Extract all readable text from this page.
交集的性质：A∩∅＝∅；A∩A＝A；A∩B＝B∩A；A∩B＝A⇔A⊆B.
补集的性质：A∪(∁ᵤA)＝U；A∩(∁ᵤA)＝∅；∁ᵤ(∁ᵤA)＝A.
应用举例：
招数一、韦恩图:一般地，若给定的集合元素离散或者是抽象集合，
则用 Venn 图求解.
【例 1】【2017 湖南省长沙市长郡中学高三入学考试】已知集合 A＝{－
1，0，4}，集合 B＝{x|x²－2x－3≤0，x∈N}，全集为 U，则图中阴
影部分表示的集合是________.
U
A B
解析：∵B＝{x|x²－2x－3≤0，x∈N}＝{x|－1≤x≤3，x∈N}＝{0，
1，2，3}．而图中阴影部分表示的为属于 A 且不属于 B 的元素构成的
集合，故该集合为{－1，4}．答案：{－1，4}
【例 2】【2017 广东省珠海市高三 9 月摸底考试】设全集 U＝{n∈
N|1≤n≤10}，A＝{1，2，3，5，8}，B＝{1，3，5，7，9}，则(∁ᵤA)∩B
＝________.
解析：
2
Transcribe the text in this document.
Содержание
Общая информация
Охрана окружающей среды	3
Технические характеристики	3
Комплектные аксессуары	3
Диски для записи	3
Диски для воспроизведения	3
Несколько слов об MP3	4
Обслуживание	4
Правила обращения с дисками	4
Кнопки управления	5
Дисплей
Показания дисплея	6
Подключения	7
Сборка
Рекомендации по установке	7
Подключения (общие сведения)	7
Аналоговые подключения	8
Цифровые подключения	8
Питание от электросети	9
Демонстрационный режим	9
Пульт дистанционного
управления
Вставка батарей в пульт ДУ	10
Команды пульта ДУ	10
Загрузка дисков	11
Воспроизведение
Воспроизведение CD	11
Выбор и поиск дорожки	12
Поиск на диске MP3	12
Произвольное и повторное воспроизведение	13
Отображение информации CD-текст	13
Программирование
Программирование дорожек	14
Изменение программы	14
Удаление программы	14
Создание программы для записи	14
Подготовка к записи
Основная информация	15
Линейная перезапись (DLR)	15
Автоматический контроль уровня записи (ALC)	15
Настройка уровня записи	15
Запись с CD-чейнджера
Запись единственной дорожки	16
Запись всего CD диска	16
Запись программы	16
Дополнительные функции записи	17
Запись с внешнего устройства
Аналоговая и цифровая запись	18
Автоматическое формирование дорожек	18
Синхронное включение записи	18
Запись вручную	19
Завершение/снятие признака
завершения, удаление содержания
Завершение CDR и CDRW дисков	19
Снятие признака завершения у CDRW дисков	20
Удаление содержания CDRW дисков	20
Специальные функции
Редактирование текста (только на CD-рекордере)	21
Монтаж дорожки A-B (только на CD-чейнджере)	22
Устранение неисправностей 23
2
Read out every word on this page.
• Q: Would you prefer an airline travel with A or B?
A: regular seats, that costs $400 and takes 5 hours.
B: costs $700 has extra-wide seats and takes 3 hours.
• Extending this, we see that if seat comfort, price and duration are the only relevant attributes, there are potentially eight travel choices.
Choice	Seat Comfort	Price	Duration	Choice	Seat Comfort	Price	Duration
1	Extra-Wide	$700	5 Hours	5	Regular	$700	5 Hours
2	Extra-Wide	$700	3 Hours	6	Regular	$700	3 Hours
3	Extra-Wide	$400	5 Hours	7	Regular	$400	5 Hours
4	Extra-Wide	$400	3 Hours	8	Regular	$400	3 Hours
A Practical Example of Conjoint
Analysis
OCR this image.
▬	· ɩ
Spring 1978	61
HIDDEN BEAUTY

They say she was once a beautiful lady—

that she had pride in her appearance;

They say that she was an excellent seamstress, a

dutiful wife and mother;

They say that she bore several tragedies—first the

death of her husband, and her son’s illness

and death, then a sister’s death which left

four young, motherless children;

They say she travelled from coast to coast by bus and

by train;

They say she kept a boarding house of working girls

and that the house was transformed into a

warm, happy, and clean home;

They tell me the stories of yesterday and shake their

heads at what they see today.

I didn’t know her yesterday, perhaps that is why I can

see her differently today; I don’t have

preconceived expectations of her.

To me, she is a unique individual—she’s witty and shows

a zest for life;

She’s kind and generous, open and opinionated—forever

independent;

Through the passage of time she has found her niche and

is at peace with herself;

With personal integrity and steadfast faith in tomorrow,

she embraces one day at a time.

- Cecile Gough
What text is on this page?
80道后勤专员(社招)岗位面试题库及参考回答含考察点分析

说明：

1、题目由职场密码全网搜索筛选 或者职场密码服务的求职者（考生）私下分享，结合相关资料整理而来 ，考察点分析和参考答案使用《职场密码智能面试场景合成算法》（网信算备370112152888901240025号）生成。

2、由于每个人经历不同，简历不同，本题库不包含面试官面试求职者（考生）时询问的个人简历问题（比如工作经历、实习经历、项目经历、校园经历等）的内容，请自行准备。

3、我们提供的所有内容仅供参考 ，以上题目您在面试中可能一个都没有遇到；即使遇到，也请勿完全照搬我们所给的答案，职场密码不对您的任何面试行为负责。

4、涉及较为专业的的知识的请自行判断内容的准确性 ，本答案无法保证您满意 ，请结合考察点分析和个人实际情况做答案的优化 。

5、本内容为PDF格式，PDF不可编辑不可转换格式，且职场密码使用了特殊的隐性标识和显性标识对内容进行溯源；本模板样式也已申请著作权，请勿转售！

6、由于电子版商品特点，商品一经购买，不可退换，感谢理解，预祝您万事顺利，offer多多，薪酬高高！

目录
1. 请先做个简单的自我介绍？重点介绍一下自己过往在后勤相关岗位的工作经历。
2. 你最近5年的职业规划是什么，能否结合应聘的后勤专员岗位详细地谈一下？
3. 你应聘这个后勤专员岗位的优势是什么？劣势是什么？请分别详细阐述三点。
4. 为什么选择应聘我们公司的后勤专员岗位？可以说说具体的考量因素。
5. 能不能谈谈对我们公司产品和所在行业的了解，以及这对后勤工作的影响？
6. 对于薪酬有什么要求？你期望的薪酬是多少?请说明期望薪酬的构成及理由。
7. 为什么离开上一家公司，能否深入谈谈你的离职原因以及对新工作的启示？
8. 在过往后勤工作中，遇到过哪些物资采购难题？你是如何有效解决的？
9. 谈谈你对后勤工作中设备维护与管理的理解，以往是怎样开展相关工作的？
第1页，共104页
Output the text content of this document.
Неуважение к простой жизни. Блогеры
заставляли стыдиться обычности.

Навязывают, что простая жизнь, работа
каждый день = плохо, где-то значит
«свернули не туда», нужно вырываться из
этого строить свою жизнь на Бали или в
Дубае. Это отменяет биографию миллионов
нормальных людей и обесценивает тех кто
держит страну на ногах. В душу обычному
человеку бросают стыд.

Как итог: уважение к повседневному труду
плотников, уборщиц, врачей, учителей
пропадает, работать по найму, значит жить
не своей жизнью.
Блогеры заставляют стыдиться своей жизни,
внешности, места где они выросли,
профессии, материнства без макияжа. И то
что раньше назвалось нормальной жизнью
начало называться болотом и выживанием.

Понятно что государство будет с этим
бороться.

================================

WHAT IS BEING ASKED – Reproduce the full listing exactly.

ANSWER TO THE TASK –
Extract all readable text from this page.
交集的性质：A∩∅＝∅；A∩A＝A；A∩B＝B∩A；A∩B＝A⇔A⊆B.
补集的性质：A∪(∁ᵤA)＝U；A∩(∁ᵤA)＝∅；∁ᵤ(∁ᵤA)＝A.
应用举例：
招数一、韦恩图:一般地，若给定的集合元素离散或者是抽象集合，
则用 Venn 图求解.
【例 1】【2017 湖南省长沙市长郡中学高三入学考试】已知集合 A＝{－
1，0，4}，集合 B＝{x|x²－2x－3≤0，x∈N}，全集为 U，则图中阴
影部分表示的集合是________.
U
A B
解析：∵B＝{x|x²－2x－3≤0，x∈N}＝{x|－1≤x≤3，x∈N}＝{0，
1，2，3}．而图中阴影部分表示的为属于 A 且不属于 B 的元素构成的
集合，故该集合为{－1，4}．答案：{－1，4}
【例 2】【2017 广东省珠海市高三 9 月摸底考试】设全集 U＝{n∈
N|1≤n≤10}，A＝{1，2，3，5，8}，B＝{1，3，5，7，9}，则(∁ᵤA)∩B
＝________.
解析：
2
Transcribe the text in this document.
Содержание
Общая информация
Охрана окружающей среды	3
Технические характеристики	3
Комплектные аксессуары	3
Диски для записи	3
Диски для воспроизведения	3
Несколько слов об MP3	4
Обслуживание	4
Правила обращения с дисками	4
Кнопки управления	5
Дисплей
Показания дисплея	6
Подключения	7
Сборка
Рекомендации по установке	7
Подключения (общие сведения)	7
Аналоговые подключения	8
Цифровые подключения	8
Питание от электросети	9
Демонстрационный режим	9
Пульт дистанционного
управления
Вставка батарей в пульт ДУ	10
Команды пульта ДУ	10
Загрузка дисков	11
Воспроизведение
Воспроизведение CD	11
Выбор и поиск дорожки	12
Поиск на диске MP3	12
Произвольное и повторное воспроизведение	13
Отображение информации CD-текст	13
Программирование
Программирование дорожек	14
Изменение программы	14
Удаление программы	14
Создание программы для записи	14
Подготовка к записи
Основная информация	15
Линейная перезапись (DLR)	15
Автоматический контроль уровня записи (ALC)	15
Настройка уровня записи	15
Запись с CD-чейнджера
Запись единственной дорожки	16
Запись всего CD диска	16
Запись программы	16
Дополнительные функции записи	17
Запись с внешнего устройства
Аналоговая и цифровая запись	18
Автоматическое формирование дорожек	18
Синхронное включение записи	18
Запись вручную	19
Завершение/снятие признака
завершения, удаление содержания
Завершение CDR и CDRW дисков	19
Снятие признака завершения у CDRW дисков	20
Удаление содержания CDRW дисков	20
Специальные функции
Редактирование текста (только на CD-рекордере)	21
Монтаж дорожки A-B (только на CD-чейнджере)	22
Устранение неисправностей 23
2
Read out every word on this page.
• Q: Would you prefer an airline travel with A or B?
A: regular seats, that costs $400 and takes 5 hours.
B: costs $700 has extra-wide seats and takes 3 hours.
• Extending this, we see that if seat comfort, price and duration are the only relevant attributes, there are potentially eight travel choices.
Choice	Seat Comfort	Price	Duration	Choice	Seat Comfort	Price	Duration
1	Extra-Wide	$700	5 Hours	5	Regular	$700	5 Hours
2	Extra-Wide	$700	3 Hours	6	Regular	$700	3 Hours
3	Extra-Wide	$400	5 Hours	7	Regular	$400	5 Hours
4	Extra-Wide	$400	3 Hours	8	Regular	$400	3 Hours
A Practical Example of Conjoint
Analysis
OCR this image.
▬	· ɩ
Spring 1978	61
HIDDEN BEAUTY

They say she was once a beautiful lady—

that she had pride in her appearance;

They say that she was an excellent seamstress, a

dutiful wife and mother;

They say that she bore several tragedies—first the

death of her husband, and her son’s illness

and death, then a sister’s death which left

four young, motherless children;

They say she travelled from coast to coast by bus and

by train;

They say she kept a boarding house of working girls

and that the house was transformed into a

warm, happy, and clean home;

They tell me the stories of yesterday and shake their

heads at what they see today.

I didn’t know her yesterday, perhaps that is why I can

see her differently today; I don’t have

preconceived expectations of her.

To me, she is a unique individual—she’s witty and shows

a zest for life;

She’s kind and generous, open and opinionated—forever

independent;

Through the passage of time she has found her niche and

is at peace with herself;

With personal integrity and steadfast faith in tomorrow,

she embraces one day at a time.

- Cecile Gough
What text is on this page?
80道后勤专员(社招)岗位面试题库及参考回答含考察点分析

说明：

1、题目由职场密码全网搜索筛选 或者职场密码服务的求职者（考生）私下分享，结合相关资料整理而来 ，考察点分析和参考答案使用《职场密码智能面试场景合成算法》（网信算备370112152888901240025号）生成。

2、由于每个人经历不同，简历不同，本题库不包含面试官面试求职者（考生）时询问的个人简历问题（比如工作经历、实习经历、项目经历、校园经历等）的内容，请自行准备。

3、我们提供的所有内容仅供参考 ，以上题目您在面试中可能一个都没有遇到；即使遇到，也请勿完全照搬我们所给的答案，职场密码不对您的任何面试行为负责。

4、涉及较为专业的的知识的请自行判断内容的准确性 ，本答案无法保证您满意 ，请结合考察点分析和个人实际情况做答案的优化 。

5、本内容为PDF格式，PDF不可编辑不可转换格式，且职场密码使用了特殊的隐性标识和显性标识对内容进行溯源；本模板样式也已申请著作权，请勿转售！

6、由于电子版商品特点，商品一经购买，不可退换，感谢理解，预祝您万事顺利，offer多多，薪酬高高！

目录
1. 请先做个简单的自我介绍？重点介绍一下自己过往在后勤相关岗位的工作经历。
2. 你最近5年的职业规划是什么，能否结合应聘的后勤专员岗位详细地谈一下？
3. 你应聘这个后勤专员岗位的优势是什么？劣势是什么？请分别详细阐述三点。
4. 为什么选择应聘我们公司的后勤专员岗位？可以说说具体的考量因素。
5. 能不能谈谈对我们公司产品和所在行业的了解，以及这对后勤工作的影响？
6. 对于薪酬有什么要求？你期望的薪酬是多少?请说明期望薪酬的构成及理由。
7. 为什么离开上一家公司，能否深入谈谈你的离职原因以及对新工作的启示？
8. 在过往后勤工作中，遇到过哪些物资采购难题？你是如何有效解决的？
9. 谈谈你对后勤工作中设备维护与管理的理解，以往是怎样开展相关工作的？
第1页，共104页
Output the text content of this document.
Неуважение к простой жизни. Блогеры
заставляли стыдиться обычности.

Навязывают, что простая жизнь, работа
каждый день = плохо, где-то значит
«свернули не туда», нужно вырываться из
этого строить свою жизнь на Бали или в
Дубае. Это отменяет биографию миллионов
нормальных людей и обесценивает тех кто
держит страну на ногах. В душу обычному
человеку бросают стыд.

Как итог: уважение к повседневному труду
плотников, уборщиц, врачей, учителей
пропадает, работать по найму, значит жить
не своей жизнью.
Блогеры заставляют стыдиться своей жизни,
внешности, места где они выросли,
профессии, материнства без макияжа. И то
что раньше назвалось нормальной жизнью
начало называться болотом и выживанием.

Понятно что государство будет с этим
бороться.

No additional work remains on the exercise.